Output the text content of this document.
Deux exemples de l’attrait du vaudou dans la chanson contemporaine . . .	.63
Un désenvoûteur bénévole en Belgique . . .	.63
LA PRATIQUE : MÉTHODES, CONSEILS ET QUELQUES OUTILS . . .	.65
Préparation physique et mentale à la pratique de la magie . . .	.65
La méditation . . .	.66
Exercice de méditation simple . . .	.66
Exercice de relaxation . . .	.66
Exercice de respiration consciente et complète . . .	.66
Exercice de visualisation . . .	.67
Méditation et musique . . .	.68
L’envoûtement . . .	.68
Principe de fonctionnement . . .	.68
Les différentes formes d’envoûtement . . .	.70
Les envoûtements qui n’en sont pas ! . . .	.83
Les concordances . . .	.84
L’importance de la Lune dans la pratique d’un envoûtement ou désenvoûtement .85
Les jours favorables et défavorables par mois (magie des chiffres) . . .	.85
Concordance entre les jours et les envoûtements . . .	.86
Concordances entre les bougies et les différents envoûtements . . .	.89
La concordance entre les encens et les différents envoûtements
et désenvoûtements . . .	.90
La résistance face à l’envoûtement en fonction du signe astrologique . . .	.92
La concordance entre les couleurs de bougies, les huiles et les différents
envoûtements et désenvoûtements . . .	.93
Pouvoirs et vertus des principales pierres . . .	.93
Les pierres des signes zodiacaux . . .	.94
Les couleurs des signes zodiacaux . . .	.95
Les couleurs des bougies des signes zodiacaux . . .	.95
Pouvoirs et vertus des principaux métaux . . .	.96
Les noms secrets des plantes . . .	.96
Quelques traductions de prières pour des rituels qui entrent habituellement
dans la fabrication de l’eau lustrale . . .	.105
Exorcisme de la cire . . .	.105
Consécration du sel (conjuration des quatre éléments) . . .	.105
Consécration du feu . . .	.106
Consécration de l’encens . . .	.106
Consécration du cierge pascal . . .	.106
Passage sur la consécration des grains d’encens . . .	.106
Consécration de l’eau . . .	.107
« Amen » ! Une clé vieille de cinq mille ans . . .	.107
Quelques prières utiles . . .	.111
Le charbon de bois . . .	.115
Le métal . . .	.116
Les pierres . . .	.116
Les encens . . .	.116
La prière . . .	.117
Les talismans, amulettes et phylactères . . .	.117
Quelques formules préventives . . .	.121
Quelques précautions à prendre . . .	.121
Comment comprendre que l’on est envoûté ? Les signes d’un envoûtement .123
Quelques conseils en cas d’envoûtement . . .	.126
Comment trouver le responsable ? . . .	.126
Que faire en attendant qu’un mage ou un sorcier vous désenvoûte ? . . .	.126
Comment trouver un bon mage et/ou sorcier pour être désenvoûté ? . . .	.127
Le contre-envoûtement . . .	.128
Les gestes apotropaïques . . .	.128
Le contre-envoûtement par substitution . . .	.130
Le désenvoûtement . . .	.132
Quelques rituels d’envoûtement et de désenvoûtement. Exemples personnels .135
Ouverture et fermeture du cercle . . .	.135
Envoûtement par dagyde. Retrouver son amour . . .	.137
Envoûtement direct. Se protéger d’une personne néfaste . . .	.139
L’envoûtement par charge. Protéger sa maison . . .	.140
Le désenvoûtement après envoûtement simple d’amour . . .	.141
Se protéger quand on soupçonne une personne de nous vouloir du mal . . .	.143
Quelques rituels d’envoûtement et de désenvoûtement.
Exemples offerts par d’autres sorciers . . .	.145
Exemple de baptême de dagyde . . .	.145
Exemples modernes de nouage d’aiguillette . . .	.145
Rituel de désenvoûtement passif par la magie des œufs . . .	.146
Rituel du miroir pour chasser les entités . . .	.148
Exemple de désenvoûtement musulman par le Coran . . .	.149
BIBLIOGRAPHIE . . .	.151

- Aim of the exercise -
Repeat every record, exactly as written.

- Solved exercise -
Output the text content of this document.
Deux exemples de l’attrait du vaudou dans la chanson contemporaine . . .	.63
Un désenvoûteur bénévole en Belgique . . .	.63
LA PRATIQUE : MÉTHODES, CONSEILS ET QUELQUES OUTILS . . .	.65
Préparation physique et mentale à la pratique de la magie . . .	.65
La méditation . . .	.66
Exercice de méditation simple . . .	.66
Exercice de relaxation . . .	.66
Exercice de respiration consciente et complète . . .	.66
Exercice de visualisation . . .	.67
Méditation et musique . . .	.68
L’envoûtement . . .	.68
Principe de fonctionnement . . .	.68
Les différentes formes d’envoûtement . . .	.70
Les envoûtements qui n’en sont pas ! . . .	.83
Les concordances . . .	.84
L’importance de la Lune dans la pratique d’un envoûtement ou désenvoûtement .85
Les jours favorables et défavorables par mois (magie des chiffres) . . .	.85
Concordance entre les jours et les envoûtements . . .	.86
Concordances entre les bougies et les différents envoûtements . . .	.89
La concordance entre les encens et les différents envoûtements
et désenvoûtements . . .	.90
La résistance face à l’envoûtement en fonction du signe astrologique . . .	.92
La concordance entre les couleurs de bougies, les huiles et les différents
envoûtements et désenvoûtements . . .	.93
Pouvoirs et vertus des principales pierres . . .	.93
Les pierres des signes zodiacaux . . .	.94
Les couleurs des signes zodiacaux . . .	.95
Les couleurs des bougies des signes zodiacaux . . .	.95
Pouvoirs et vertus des principaux métaux . . .	.96
Les noms secrets des plantes . . .	.96
Quelques traductions de prières pour des rituels qui entrent habituellement
dans la fabrication de l’eau lustrale . . .	.105
Exorcisme de la cire . . .	.105
Consécration du sel (conjuration des quatre éléments) . . .	.105
Consécration du feu . . .	.106
Consécration de l’encens . . .	.106
Consécration du cierge pascal . . .	.106
Passage sur la consécration des grains d’encens . . .	.106
Consécration de l’eau . . .	.107
« Amen » ! Une clé vieille de cinq mille ans . . .	.107
Quelques prières utiles . . .	.111
Le charbon de bois . . .	.115
Le métal . . .	.116
Les pierres . . .	.116
Les encens . . .	.116
La prière . . .	.117
Les talismans, amulettes et phylactères . . .	.117
Quelques formules préventives . . .	.121
Quelques précautions à prendre . . .	.121
Comment comprendre que l’on est envoûté ? Les signes d’un envoûtement .123
Quelques conseils en cas d’envoûtement . . .	.126
Comment trouver le responsable ? . . .	.126
Que faire en attendant qu’un mage ou un sorcier vous désenvoûte ? . . .	.126
Comment trouver un bon mage et/ou sorcier pour être désenvoûté ? . . .	.127
Le contre-envoûtement . . .	.128
Les gestes apotropaïques . . .	.128
Le contre-envoûtement par substitution . . .	.130
Le désenvoûtement . . .	.132
Quelques rituels d’envoûtement et de désenvoûtement. Exemples personnels .135
Ouverture et fermeture du cercle . . .	.135
Envoûtement par dagyde. Retrouver son amour . . .	.137
Envoûtement direct. Se protéger d’une personne néfaste . . .	.139
L’envoûtement par charge. Protéger sa maison . . .	.140
Le désenvoûtement après envoûtement simple d’amour . . .	.141
Se protéger quand on soupçonne une personne de nous vouloir du mal . . .	.143
Quelques rituels d’envoûtement et de désenvoûtement.
Exemples offerts par d’autres sorciers . . .	.145
Exemple de baptême de dagyde . . .	.145
Exemples modernes de nouage d’aiguillette . . .	.145
Rituel de désenvoûtement passif par la magie des œufs . . .	.146
Rituel du miroir pour chasser les entités . . .	.148
Exemple de désenvoûtement musulman par le Coran . . .	.149
BIBLIOGRAPHIE . . .	.151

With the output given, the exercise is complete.